> **Exercise details**: In your copy, leave out the pictures and repeat the entries below exactly.

[Data items]

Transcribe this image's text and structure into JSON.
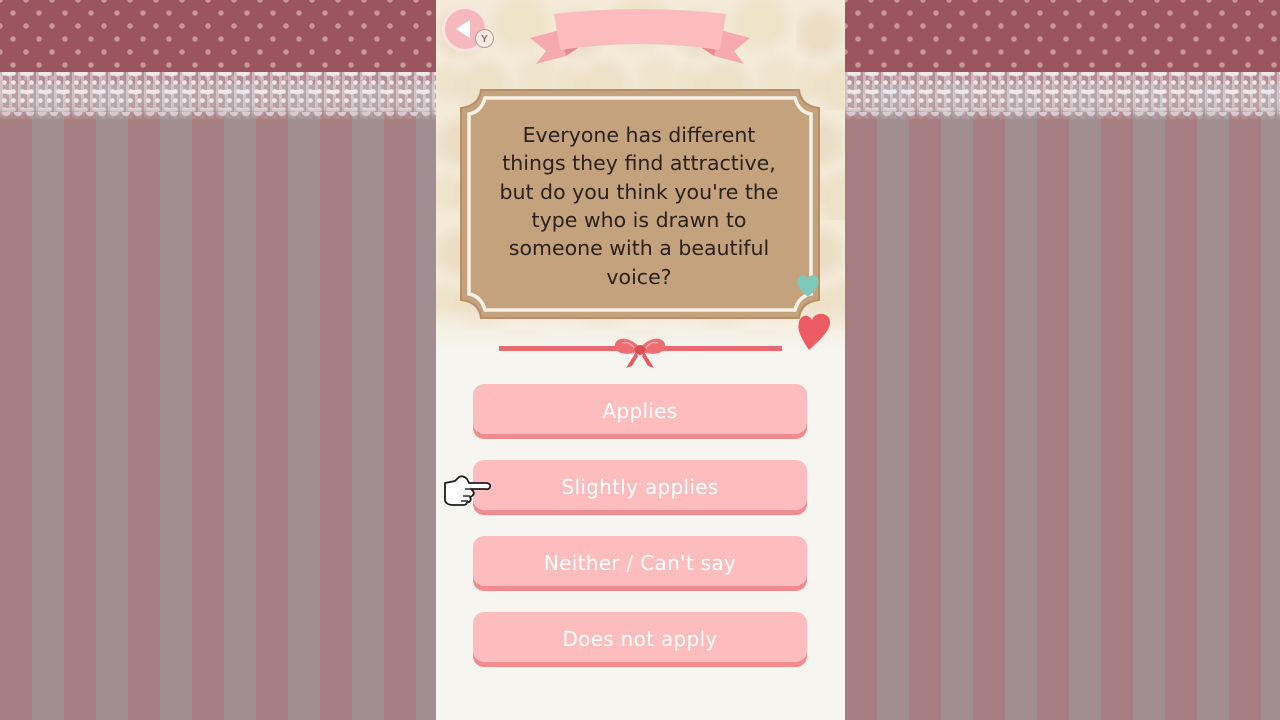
{
  "question": {
    "text": "Everyone has different\nthings they find attractive,\nbut do you think you're the\ntype who is drawn to\nsomeone with a beautiful\nvoice?"
  },
  "controls": {
    "back_button_hint": "Y"
  },
  "answers": [
    {
      "label": "Applies"
    },
    {
      "label": "Slightly applies",
      "highlighted": true
    },
    {
      "label": "Neither / Can't say"
    },
    {
      "label": "Does not apply"
    }
  ],
  "colors": {
    "button_fill": "#fdbcbd",
    "button_shadow": "#f28b8f",
    "card_fill": "#c4a27d",
    "accent_red": "#e86a70",
    "mint": "#7fc9b8"
  },
  "icons": {
    "back": "back-arrow-icon",
    "cursor": "pointing-hand-icon",
    "bow": "ribbon-bow-icon",
    "hearts": [
      "mint-heart-icon",
      "red-heart-icon"
    ]
  }
}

> **Output below**:
Transcribe this image's text and structure into JSON.
{
  "question": {
    "text": "Everyone has different\nthings they find attractive,\nbut do you think you're the\ntype who is drawn to\nsomeone with a beautiful\nvoice?"
  },
  "controls": {
    "back_button_hint": "Y"
  },
  "answers": [
    {
      "label": "Applies"
    },
    {
      "label": "Slightly applies",
      "highlighted": true
    },
    {
      "label": "Neither / Can't say"
    },
    {
      "label": "Does not apply"
    }
  ],
  "colors": {
    "button_fill": "#fdbcbd",
    "button_shadow": "#f28b8f",
    "card_fill": "#c4a27d",
    "accent_red": "#e86a70",
    "mint": "#7fc9b8"
  },
  "icons": {
    "back": "back-arrow-icon",
    "cursor": "pointing-hand-icon",
    "bow": "ribbon-bow-icon",
    "hearts": [
      "mint-heart-icon",
      "red-heart-icon"
    ]
  }
}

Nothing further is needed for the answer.